> **SHORT EXERCISE**:
Filter the records below and copy every line containing the word "August".

> **RECORDS FOR THE TASK**:

* start *

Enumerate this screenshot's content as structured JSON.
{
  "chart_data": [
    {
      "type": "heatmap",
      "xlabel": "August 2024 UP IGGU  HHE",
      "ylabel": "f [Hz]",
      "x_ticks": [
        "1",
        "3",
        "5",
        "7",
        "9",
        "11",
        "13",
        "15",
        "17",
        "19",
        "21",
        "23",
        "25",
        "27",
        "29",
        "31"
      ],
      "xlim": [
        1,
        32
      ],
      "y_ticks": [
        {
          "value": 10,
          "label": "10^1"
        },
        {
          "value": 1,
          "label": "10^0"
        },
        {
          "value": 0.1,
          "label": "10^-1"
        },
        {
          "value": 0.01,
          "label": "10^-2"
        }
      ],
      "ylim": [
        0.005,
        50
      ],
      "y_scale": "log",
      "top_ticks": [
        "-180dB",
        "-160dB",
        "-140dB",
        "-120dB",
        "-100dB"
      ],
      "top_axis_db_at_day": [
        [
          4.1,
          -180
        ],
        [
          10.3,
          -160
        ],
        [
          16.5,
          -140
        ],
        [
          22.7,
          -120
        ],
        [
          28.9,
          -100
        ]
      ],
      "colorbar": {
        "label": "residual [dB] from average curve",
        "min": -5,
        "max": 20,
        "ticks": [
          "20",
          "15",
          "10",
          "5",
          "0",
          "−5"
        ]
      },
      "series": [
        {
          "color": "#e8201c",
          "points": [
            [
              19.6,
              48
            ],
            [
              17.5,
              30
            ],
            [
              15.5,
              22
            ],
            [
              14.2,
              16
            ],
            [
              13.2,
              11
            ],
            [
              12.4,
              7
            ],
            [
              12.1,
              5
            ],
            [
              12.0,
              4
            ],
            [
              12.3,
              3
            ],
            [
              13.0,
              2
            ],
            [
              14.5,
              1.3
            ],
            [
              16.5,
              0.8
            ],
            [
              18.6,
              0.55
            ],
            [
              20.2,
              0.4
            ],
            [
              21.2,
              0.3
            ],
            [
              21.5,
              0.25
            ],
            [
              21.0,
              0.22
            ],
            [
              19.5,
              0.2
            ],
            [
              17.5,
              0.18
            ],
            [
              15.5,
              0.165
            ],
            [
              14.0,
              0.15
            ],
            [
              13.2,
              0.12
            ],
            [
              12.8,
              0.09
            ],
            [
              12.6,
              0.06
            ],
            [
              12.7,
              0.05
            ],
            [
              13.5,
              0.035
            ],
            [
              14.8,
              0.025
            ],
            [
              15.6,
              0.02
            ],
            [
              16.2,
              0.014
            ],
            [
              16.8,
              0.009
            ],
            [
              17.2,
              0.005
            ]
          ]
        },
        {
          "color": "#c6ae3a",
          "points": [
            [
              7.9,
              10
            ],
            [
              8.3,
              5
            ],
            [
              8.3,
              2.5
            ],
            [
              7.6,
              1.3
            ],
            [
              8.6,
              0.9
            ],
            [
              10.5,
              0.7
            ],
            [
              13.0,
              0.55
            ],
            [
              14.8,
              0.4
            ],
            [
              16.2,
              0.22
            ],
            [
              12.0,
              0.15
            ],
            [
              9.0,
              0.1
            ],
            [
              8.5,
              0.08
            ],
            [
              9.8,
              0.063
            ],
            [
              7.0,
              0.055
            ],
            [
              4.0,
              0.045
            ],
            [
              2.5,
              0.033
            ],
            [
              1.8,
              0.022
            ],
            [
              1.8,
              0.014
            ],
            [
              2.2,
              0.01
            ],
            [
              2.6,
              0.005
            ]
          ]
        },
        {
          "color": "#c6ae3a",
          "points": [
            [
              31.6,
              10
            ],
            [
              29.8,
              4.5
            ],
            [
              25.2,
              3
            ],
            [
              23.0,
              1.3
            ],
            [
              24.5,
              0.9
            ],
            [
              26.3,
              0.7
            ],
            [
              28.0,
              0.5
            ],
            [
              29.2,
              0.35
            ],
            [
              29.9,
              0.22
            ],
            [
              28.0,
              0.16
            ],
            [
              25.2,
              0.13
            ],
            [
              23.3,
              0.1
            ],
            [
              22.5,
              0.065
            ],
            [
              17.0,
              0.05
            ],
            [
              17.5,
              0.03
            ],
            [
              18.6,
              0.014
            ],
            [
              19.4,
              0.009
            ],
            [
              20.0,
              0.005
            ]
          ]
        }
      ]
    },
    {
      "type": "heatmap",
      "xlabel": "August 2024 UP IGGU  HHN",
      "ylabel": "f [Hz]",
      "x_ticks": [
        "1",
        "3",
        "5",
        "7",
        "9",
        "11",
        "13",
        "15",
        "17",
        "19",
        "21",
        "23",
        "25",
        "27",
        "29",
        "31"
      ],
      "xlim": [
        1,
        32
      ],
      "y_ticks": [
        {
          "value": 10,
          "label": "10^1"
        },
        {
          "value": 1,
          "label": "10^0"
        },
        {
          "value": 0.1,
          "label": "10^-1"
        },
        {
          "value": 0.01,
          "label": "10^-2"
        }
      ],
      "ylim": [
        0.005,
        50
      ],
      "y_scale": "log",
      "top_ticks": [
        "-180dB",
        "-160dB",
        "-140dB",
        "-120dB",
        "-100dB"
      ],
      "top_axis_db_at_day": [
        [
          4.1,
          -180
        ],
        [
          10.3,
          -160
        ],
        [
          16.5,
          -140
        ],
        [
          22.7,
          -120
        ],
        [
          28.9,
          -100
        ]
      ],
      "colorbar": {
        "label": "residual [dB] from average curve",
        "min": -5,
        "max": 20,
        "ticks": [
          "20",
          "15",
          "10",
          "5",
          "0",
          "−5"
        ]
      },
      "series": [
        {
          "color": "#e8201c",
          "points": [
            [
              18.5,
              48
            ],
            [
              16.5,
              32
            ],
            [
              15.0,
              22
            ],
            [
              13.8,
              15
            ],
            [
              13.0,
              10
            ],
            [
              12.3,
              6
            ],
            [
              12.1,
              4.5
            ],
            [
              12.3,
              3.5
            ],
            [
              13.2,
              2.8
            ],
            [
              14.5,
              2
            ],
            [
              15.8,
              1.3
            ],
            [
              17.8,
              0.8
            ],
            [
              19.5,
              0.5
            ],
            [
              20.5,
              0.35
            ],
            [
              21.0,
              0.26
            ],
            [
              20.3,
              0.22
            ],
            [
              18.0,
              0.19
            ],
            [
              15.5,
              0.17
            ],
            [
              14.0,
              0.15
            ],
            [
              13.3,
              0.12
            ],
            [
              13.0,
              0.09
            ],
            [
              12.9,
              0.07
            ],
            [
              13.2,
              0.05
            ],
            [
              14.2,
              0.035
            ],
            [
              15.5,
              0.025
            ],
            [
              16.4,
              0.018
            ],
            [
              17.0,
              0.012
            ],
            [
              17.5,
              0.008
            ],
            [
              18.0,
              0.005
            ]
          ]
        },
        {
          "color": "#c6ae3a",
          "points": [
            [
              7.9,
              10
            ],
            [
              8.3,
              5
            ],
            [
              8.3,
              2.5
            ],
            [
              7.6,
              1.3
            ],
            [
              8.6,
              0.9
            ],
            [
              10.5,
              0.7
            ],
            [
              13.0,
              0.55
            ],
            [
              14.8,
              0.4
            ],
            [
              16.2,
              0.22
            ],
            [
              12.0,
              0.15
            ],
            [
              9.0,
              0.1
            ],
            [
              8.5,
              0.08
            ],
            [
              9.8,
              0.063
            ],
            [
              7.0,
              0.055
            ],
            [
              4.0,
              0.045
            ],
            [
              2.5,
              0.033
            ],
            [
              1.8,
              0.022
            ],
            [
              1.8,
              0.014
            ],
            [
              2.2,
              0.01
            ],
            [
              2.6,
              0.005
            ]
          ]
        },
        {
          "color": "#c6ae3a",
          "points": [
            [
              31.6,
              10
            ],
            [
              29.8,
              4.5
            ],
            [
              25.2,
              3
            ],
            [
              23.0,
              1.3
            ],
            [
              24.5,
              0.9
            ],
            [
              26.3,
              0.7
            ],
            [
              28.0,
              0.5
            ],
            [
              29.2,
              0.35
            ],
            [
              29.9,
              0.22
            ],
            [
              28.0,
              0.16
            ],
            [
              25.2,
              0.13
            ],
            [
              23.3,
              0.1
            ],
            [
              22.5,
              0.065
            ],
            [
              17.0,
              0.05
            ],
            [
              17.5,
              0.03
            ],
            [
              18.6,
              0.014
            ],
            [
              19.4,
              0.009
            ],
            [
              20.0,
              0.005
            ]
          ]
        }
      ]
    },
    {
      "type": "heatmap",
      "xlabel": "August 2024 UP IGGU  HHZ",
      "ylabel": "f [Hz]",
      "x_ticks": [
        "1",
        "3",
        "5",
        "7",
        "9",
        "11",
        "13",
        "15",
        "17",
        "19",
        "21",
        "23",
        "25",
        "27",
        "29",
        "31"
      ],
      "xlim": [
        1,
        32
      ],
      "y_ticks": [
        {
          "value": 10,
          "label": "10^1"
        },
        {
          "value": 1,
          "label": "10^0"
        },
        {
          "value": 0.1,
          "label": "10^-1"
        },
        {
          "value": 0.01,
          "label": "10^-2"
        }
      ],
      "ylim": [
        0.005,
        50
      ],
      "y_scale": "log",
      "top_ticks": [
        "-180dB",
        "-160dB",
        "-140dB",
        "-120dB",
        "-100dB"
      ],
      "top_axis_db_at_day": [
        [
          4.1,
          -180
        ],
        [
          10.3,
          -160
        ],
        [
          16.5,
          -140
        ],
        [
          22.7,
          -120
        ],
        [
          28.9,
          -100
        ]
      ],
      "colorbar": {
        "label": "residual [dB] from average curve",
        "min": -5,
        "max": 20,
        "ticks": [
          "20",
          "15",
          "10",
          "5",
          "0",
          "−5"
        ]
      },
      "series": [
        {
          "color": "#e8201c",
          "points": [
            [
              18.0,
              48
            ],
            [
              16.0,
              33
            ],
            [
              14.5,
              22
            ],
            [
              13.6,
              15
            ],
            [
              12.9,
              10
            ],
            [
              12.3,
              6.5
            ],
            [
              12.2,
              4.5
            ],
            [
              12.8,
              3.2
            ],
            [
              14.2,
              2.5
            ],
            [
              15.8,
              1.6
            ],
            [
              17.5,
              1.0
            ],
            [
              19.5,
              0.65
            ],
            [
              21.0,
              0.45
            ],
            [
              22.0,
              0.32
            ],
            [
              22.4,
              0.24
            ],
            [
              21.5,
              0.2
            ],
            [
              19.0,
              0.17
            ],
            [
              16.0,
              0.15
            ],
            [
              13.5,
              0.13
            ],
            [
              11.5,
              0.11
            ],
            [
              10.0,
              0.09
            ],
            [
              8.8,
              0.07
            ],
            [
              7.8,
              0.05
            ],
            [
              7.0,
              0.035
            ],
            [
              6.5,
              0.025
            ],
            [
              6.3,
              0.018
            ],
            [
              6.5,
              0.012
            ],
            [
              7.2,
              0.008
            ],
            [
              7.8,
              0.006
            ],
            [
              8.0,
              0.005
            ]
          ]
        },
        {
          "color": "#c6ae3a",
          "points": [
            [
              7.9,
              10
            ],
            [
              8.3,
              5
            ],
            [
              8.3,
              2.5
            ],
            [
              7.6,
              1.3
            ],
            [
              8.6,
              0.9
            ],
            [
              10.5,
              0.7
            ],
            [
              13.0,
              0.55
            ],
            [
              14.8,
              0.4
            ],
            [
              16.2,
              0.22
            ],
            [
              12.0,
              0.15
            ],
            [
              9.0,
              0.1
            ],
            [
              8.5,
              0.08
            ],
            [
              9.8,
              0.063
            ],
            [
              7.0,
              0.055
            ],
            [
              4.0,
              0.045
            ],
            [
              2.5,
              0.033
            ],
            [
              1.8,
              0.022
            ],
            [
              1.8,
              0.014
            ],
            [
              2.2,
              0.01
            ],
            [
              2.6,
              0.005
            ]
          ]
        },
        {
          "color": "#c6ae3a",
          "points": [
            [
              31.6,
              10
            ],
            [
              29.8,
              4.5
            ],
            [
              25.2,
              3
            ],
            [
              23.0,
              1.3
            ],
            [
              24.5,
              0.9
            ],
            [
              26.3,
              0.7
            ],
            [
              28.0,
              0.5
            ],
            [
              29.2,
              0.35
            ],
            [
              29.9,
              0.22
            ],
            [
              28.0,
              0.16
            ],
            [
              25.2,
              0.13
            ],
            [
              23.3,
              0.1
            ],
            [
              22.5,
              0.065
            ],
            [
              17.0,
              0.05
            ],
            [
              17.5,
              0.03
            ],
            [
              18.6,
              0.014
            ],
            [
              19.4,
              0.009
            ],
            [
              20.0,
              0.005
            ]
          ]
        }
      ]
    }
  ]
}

* end *

> **FULL OUTPUT**:
      "xlabel": "August 2024 UP IGGU  HHE",
      "xlabel": "August 2024 UP IGGU  HHN",
      "xlabel": "August 2024 UP IGGU  HHZ",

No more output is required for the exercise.